— START OF Dataset extract —

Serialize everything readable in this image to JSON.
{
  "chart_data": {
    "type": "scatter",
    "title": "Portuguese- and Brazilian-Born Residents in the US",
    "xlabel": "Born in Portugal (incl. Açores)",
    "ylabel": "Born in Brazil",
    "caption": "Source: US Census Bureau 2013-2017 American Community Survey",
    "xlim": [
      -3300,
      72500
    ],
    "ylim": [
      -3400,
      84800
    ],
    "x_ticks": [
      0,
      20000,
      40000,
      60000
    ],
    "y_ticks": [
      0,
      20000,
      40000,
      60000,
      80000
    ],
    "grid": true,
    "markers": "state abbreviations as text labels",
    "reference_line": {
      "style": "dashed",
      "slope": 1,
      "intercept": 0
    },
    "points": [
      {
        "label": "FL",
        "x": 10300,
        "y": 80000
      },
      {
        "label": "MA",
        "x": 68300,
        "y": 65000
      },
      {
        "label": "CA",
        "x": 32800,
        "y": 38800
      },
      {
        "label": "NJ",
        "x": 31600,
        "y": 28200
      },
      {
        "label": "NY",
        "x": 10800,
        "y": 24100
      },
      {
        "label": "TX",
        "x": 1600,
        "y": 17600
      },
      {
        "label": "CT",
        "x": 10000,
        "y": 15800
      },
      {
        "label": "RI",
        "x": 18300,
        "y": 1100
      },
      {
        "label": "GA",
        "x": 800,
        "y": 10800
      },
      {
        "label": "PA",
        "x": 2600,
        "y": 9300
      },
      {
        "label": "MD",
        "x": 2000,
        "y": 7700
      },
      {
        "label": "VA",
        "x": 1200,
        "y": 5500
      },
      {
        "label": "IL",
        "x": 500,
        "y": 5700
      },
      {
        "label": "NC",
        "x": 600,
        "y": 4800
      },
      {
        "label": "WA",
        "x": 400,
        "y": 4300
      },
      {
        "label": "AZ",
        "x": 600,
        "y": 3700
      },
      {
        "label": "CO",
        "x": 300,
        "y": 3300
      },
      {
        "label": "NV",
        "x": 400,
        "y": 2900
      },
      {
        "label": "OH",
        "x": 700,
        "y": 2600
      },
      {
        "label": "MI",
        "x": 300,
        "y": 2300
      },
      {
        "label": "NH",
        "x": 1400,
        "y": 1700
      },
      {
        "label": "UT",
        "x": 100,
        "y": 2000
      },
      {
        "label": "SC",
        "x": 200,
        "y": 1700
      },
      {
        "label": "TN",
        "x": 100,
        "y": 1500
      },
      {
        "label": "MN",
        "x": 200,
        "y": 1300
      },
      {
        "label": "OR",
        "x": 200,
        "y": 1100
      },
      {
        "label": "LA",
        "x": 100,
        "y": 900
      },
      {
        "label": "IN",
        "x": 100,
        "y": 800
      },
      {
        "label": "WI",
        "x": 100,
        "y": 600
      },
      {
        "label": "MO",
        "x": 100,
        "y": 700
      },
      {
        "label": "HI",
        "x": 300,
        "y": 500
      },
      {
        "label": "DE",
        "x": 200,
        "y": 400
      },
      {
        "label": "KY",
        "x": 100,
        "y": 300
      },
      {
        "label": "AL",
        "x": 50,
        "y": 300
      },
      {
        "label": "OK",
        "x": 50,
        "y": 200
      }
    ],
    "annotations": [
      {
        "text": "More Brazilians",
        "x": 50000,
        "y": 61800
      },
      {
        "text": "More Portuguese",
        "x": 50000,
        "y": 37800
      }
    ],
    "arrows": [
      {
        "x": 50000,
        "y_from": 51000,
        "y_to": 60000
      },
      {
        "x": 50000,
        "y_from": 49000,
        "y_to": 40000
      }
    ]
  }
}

— END OF Dataset extract —

Aim - Each entry above is to be printed again exactly.

Result of the task -
Serialize everything readable in this image to JSON.
{
  "chart_data": {
    "type": "scatter",
    "title": "Portuguese- and Brazilian-Born Residents in the US",
    "xlabel": "Born in Portugal (incl. Açores)",
    "ylabel": "Born in Brazil",
    "caption": "Source: US Census Bureau 2013-2017 American Community Survey",
    "xlim": [
      -3300,
      72500
    ],
    "ylim": [
      -3400,
      84800
    ],
    "x_ticks": [
      0,
      20000,
      40000,
      60000
    ],
    "y_ticks": [
      0,
      20000,
      40000,
      60000,
      80000
    ],
    "grid": true,
    "markers": "state abbreviations as text labels",
    "reference_line": {
      "style": "dashed",
      "slope": 1,
      "intercept": 0
    },
    "points": [
      {
        "label": "FL",
        "x": 10300,
        "y": 80000
      },
      {
        "label": "MA",
        "x": 68300,
        "y": 65000
      },
      {
        "label": "CA",
        "x": 32800,
        "y": 38800
      },
      {
        "label": "NJ",
        "x": 31600,
        "y": 28200
      },
      {
        "label": "NY",
        "x": 10800,
        "y": 24100
      },
      {
        "label": "TX",
        "x": 1600,
        "y": 17600
      },
      {
        "label": "CT",
        "x": 10000,
        "y": 15800
      },
      {
        "label": "RI",
        "x": 18300,
        "y": 1100
      },
      {
        "label": "GA",
        "x": 800,
        "y": 10800
      },
      {
        "label": "PA",
        "x": 2600,
        "y": 9300
      },
      {
        "label": "MD",
        "x": 2000,
        "y": 7700
      },
      {
        "label": "VA",
        "x": 1200,
        "y": 5500
      },
      {
        "label": "IL",
        "x": 500,
        "y": 5700
      },
      {
        "label": "NC",
        "x": 600,
        "y": 4800
      },
      {
        "label": "WA",
        "x": 400,
        "y": 4300
      },
      {
        "label": "AZ",
        "x": 600,
        "y": 3700
      },
      {
        "label": "CO",
        "x": 300,
        "y": 3300
      },
      {
        "label": "NV",
        "x": 400,
        "y": 2900
      },
      {
        "label": "OH",
        "x": 700,
        "y": 2600
      },
      {
        "label": "MI",
        "x": 300,
        "y": 2300
      },
      {
        "label": "NH",
        "x": 1400,
        "y": 1700
      },
      {
        "label": "UT",
        "x": 100,
        "y": 2000
      },
      {
        "label": "SC",
        "x": 200,
        "y": 1700
      },
      {
        "label": "TN",
        "x": 100,
        "y": 1500
      },
      {
        "label": "MN",
        "x": 200,
        "y": 1300
      },
      {
        "label": "OR",
        "x": 200,
        "y": 1100
      },
      {
        "label": "LA",
        "x": 100,
        "y": 900
      },
      {
        "label": "IN",
        "x": 100,
        "y": 800
      },
      {
        "label": "WI",
        "x": 100,
        "y": 600
      },
      {
        "label": "MO",
        "x": 100,
        "y": 700
      },
      {
        "label": "HI",
        "x": 300,
        "y": 500
      },
      {
        "label": "DE",
        "x": 200,
        "y": 400
      },
      {
        "label": "KY",
        "x": 100,
        "y": 300
      },
      {
        "label": "AL",
        "x": 50,
        "y": 300
      },
      {
        "label": "OK",
        "x": 50,
        "y": 200
      }
    ],
    "annotations": [
      {
        "text": "More Brazilians",
        "x": 50000,
        "y": 61800
      },
      {
        "text": "More Portuguese",
        "x": 50000,
        "y": 37800
      }
    ],
    "arrows": [
      {
        "x": 50000,
        "y_from": 51000,
        "y_to": 60000
      },
      {
        "x": 50000,
        "y_from": 49000,
        "y_to": 40000
      }
    ]
  }
}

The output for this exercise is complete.